The work is considered a church manual and is focused more on orthopraxy (right actions) than orthodoxy or doctrinal matters. It provides basic information that would have instructed members of an early church on how to function.


In this post, we will only present the most basic outline of the work.

  • Two Ways ( chapters 1-6)
    • Way of Life (1-4)
    • Way of Death (5)
    • Warning (6)
  • On Baptism (7)
  • On Fasting (8)
  • On the Lord’s Supper (9-10)
  • On Visiting Teachers (11-12)
  • On Permanent Teachers (13)
  • On the Lord’s Day (14)
  • On Governing the Church (15)
  • On the End Times (16)

Early mentions of the Work

Clement of Alexandria

One of the earliest mentions of the work comes from Clement of Alexandria. He quotes Didache 3.5 in his work the Stromata (Book 1, chapter 20). Stromata is dated to the early 3rd century prior to the death of its author in 215 AD. What makes this quote the more interesting is that Clement refers to the work as Scripture.

It is such an one that is by Scripture called a thief. It is therefore said, Son, be not a liar; for falsehood leads to theft. [Stromata I.20]

However, scholars debate whether the quote comes from the Didache or some other document. There is also debate as to why Clement never quotes from the Didache again nor why Origen, a famous theologian and prolific writer in Alexandria, never acknowledges the work [Robinbson 62].

Eusebius of Caesarea

The next famous mention of the work occurs in Eusebius’ Church Histories (link). This work was written and revised between 312 and 324 AD.  In Book 3, chapter 25, Eusebius describes the current state of the New Testament catalog. There are three categories that are listed. The accepted writings which are considered part of the NT canon. The disputed writings, containing works which are “recognized by many”. And finally the rejected writings. It is important to realize that these lists do not deal with works that were never widely read and respected by the early church. All of the rejected writings in Eusebius’ list were widely respected books among the early Christians. Many of the works listed here were considered as part of the NT canon at various times. For example, the Apocalypse of Peter is also mentioned in the Muratorian Fragment (dated around 170 AD). This list notes that the Apocalypse of Peter is both considered “received” and that others “are not willing that [it] be read in church.” Eusebius’ list even contains Revelation, which was ultimately accepted as part of the NT.

> **YOUR TASKS**
- a) In the Didache passage, do these statements agree with the text? (i) Clement of Alexandria calls the work Scripture. (ii) Origen quotes the work often. (iii) Eusebius finished his Church Histories before 300 AD. Answer yes or no for each, quoting the deciding words.
- b) Please explain, in one to three sentences, why the Didache passage calls the work a church manual.
- c) Carry on the Didache passage from its last sentence.

> **DATA**
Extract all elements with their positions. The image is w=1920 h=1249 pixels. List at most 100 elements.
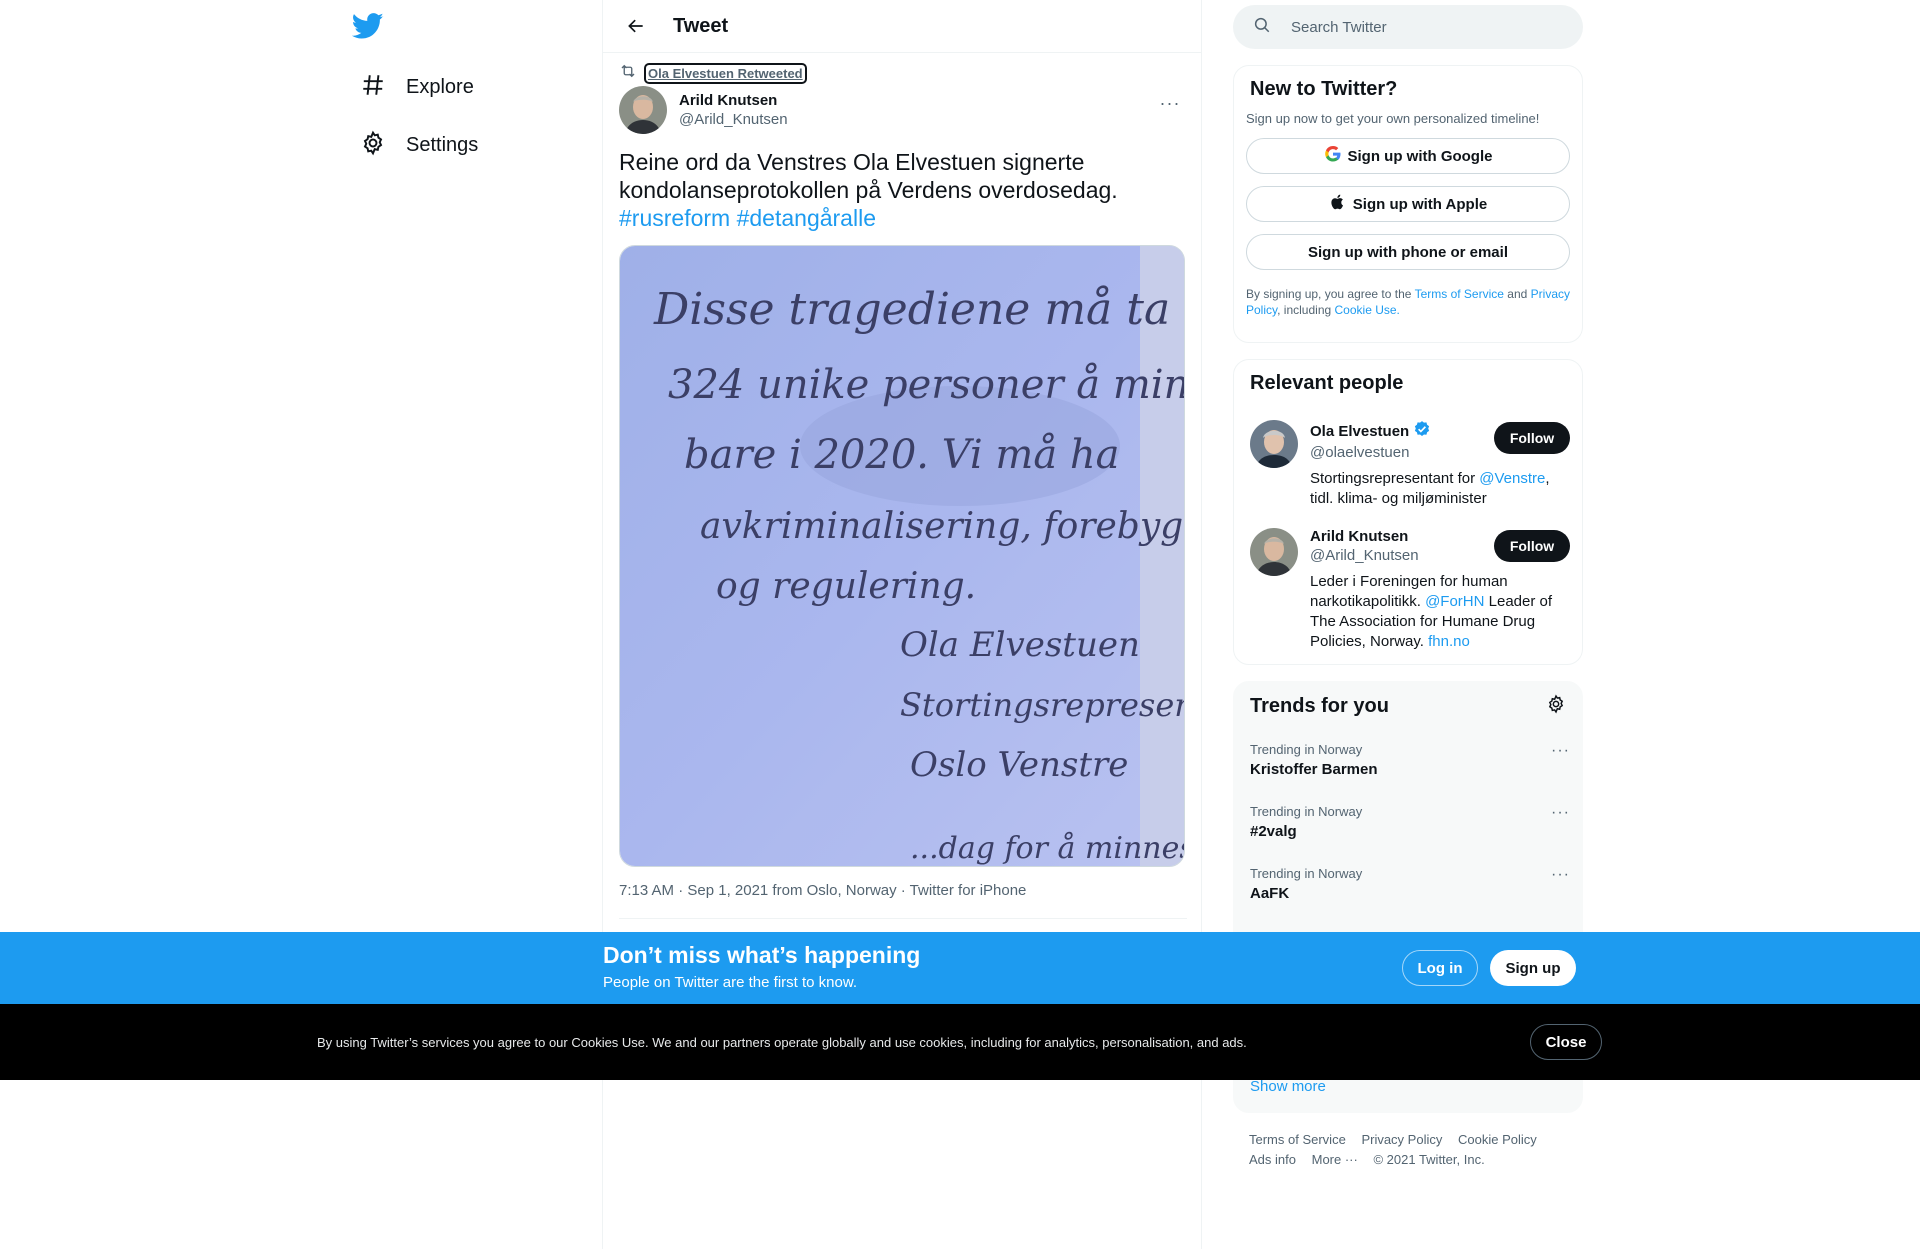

> **ANSWERS**
- a)
(i) Yes: "Clement refers to the work as Scripture."
(ii) No: "Origen, a famous theologian and prolific writer in Alexandria, never acknowledges the work"
(iii) No: "This work was written and revised between 312 and 324 AD."

- b) The work focuses more on orthopraxy, or right actions, than on orthodoxy or doctrinal matters. It gives basic information that would have instructed members of an early church on how to function.

- c)
Among the rejected writings must be reckoned also the Acts of Paul, and the so-called Shepherd, and the Apocalypse of Peter, and in addition to these the extant epistle of Barnabas, and the so-called Teachings of the Apostles; and besides, as I said, the Apocalypse of John, if it seem proper, which some, as I said, reject, but which others class with the accepted books. [Eccl Hist III.25]

Athanasius of Alexandria

Another citing of the work we will consider here is in the 39th Festal letter (link), written by Athanasius of Alexandria in 367 AD.  This letter contains what many consider the first written list containing all and only those works which make up the NT canon we have today.  However, numerous works, which were debated as to whether they should be included in the canon, are listed as being worth reading. The Didache is among that grouping.

But for greater exactness I add this also, writing of necessity; that there are other books besides these not indeed included in the Canon, but appointed by the Fathers to be read by those who newly join us, and who wish for instruction in the word of godliness. The Wisdom of Solomon, and the Wisdom of Sirach, and Esther, and Judith, and Tobit, and that which is called the Teaching of the Apostles, and the Shepherd. But the former, my brethren, are included in the Canon, the latter being [merely] read


The last citing of the work is also by its title. Although in his Commentary on the Apostle’s Creed (link), Rufinus refers to the Didache as The Two Ways. The commentary was written in the late fourth or early fifth century. It appeals to the Didache as a work that has been read in the churches but is not part of the canon.

But it should be known that there are also other books which our fathers call not Canonical but Ecclesiastical: … In the New Testament the little book which is called the Book of the Pastor of Hermas, [and that] which is called The Two Ways, or the Judgment of Peter; all of which they would have read in the Churches, but not appealed to for the confirmation of doctrine.

The Dating of the Work

Dating ancient documents is never easy, but the Didache has been quite the challenge. The consensus dating of the Didache has varied over time and is quite complex.  For the Didache, date ranges are dependent on how scholars answer certain questions, interpret some passages, or prioritize the primitive ecclesiology described within.

The blog Early Christian Writings, has an interesting quote from Jonathan Draper that summarizes some of the challenges.

Since it was discovered in a monastery in Constantinople and published by P. Bryennios in 1883, the Didache or Teaching of the Twelve Apostles has continued to be one of the most disputed of early Christian texts. It has been depicted by scholars as anything between the original of the Apostolic Decree (c. 50 AD) and a late archaising fiction of the early third century. It bears no date itself, nor does it make reference to any datable external event, yet the picture of the Church which it presents could only be described as primitive, reaching back to the very earliest stages of the Church’s order and practice in a way which largely agrees with the picture presented by the NT, while at the same time posing questions for many traditional interpretations of this first period of the Church’s life.

Early Dating Attempts: literary dependency on Barnabas

When the manuscript was originally found the consensus dating tended to identify the document as being written in the 2nd or 3rd century.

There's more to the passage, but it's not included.